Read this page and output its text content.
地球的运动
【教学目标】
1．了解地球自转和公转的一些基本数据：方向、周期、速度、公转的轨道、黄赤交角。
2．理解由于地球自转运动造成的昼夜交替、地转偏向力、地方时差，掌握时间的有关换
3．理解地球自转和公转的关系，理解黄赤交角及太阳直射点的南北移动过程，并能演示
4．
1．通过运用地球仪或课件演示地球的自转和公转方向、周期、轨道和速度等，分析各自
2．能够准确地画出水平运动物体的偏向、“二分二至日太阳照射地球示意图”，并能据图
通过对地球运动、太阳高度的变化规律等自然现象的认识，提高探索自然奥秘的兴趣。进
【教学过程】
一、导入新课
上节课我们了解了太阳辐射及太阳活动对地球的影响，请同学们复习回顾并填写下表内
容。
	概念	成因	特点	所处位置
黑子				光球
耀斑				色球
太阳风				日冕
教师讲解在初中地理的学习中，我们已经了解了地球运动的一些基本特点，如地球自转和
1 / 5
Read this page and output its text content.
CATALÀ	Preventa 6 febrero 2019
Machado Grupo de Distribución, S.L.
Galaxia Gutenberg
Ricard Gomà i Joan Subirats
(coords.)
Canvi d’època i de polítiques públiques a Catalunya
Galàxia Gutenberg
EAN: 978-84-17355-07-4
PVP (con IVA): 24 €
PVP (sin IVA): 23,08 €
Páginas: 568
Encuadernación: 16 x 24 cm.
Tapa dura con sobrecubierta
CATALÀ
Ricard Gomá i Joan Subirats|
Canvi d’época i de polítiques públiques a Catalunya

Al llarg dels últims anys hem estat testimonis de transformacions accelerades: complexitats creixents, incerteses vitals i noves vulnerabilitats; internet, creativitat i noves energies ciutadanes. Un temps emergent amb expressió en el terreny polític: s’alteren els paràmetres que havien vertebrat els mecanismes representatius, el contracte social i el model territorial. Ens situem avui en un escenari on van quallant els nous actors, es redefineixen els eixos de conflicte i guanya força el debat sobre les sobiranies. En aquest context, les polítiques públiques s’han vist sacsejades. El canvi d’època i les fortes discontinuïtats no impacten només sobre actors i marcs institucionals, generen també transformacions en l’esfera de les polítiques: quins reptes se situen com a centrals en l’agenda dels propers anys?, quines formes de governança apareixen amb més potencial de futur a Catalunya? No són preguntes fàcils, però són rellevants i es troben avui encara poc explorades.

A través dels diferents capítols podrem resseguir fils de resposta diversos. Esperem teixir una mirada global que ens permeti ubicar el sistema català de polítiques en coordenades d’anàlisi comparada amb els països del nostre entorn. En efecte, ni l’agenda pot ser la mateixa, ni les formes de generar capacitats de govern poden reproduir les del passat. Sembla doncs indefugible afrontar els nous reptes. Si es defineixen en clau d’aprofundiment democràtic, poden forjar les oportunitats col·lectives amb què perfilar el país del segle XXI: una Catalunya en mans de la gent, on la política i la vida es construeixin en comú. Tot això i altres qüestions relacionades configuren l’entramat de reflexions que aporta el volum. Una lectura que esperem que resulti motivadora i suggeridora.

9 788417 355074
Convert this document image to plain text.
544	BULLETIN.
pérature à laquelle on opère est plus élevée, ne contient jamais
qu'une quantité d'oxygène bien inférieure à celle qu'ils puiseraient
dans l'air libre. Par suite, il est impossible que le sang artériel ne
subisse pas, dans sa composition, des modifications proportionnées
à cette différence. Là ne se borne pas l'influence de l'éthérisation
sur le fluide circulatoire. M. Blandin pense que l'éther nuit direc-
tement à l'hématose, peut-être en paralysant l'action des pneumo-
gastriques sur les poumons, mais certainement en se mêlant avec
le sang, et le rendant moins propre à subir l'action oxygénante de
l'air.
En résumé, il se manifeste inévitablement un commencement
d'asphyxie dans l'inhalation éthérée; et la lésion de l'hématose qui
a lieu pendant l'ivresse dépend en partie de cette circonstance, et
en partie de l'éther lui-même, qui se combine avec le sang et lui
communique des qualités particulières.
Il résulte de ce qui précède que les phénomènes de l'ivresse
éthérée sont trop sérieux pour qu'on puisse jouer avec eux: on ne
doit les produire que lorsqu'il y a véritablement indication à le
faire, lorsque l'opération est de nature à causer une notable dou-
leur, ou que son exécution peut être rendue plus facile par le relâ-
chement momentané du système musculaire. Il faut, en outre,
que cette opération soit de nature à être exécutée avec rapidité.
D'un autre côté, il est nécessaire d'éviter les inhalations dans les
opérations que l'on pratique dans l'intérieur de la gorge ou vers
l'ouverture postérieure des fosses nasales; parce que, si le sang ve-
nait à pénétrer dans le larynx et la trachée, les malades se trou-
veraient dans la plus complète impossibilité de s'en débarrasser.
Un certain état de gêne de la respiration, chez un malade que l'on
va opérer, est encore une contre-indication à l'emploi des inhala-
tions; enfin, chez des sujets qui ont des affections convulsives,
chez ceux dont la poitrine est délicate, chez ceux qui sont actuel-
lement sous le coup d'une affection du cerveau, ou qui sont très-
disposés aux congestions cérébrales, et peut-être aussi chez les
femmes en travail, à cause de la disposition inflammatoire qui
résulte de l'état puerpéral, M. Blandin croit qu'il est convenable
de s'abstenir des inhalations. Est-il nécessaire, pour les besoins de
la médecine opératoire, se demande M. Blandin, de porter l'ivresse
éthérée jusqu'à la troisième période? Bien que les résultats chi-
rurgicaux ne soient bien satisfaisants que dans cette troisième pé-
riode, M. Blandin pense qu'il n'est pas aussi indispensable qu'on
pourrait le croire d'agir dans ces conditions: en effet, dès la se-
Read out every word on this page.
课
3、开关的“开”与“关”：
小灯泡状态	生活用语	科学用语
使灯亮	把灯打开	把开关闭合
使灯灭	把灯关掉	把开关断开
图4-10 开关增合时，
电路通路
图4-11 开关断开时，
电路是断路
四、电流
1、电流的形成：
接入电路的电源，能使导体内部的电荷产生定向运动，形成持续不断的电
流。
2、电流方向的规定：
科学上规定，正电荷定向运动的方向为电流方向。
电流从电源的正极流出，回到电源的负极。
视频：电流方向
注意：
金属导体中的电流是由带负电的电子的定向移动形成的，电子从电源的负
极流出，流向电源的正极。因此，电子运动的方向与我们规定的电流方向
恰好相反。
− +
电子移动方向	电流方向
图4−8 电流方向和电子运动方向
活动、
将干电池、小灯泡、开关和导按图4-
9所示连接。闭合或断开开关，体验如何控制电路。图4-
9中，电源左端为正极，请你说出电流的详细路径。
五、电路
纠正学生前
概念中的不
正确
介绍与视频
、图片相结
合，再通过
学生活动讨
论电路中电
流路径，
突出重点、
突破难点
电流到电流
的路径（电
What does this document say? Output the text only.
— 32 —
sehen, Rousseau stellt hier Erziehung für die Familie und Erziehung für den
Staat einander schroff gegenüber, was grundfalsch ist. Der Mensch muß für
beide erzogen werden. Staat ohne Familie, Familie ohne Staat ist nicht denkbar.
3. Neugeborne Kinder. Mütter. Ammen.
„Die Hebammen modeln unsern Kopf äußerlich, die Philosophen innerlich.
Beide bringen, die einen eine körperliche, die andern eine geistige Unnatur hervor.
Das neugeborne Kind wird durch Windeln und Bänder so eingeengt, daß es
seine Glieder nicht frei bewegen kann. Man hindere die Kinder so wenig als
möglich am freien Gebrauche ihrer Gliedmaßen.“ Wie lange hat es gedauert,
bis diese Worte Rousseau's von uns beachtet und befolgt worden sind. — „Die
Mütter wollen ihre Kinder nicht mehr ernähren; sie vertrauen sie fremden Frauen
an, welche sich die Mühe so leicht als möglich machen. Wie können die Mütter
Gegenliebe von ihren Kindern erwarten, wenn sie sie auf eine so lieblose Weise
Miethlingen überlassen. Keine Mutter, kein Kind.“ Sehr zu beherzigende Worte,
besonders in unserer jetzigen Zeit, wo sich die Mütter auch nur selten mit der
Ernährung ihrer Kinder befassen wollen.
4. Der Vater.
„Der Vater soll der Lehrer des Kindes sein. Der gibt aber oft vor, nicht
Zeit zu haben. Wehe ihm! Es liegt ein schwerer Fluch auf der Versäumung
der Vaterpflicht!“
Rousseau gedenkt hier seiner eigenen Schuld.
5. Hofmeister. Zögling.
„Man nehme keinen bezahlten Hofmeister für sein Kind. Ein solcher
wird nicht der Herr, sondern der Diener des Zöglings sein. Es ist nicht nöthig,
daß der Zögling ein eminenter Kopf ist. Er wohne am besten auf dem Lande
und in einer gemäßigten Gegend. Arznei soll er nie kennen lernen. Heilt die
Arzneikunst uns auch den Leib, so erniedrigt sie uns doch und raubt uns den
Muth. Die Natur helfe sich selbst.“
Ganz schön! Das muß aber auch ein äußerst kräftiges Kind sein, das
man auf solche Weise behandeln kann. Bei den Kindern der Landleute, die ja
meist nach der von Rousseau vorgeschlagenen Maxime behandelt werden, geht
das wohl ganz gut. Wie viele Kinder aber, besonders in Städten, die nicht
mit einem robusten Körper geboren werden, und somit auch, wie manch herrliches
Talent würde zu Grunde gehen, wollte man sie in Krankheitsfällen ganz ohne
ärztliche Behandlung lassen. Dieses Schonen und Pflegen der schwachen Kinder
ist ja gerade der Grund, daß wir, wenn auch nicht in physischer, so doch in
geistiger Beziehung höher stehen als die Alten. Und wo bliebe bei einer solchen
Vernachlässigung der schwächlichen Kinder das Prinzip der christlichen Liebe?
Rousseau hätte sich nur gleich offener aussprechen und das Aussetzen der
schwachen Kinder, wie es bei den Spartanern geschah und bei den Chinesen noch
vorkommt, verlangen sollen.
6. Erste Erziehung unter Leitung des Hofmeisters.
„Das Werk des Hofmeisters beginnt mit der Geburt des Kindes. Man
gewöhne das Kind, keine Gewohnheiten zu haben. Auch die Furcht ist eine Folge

----

Check each line above for "chez" and return the ones that have it.

Un certain état de gêne de la respiration, chez un malade que l'on
tions; enfin, chez des sujets qui ont des affections convulsives,
chez ceux dont la poitrine est délicate, chez ceux qui sont actuel-
disposés aux congestions cérébrales, et peut-être aussi chez les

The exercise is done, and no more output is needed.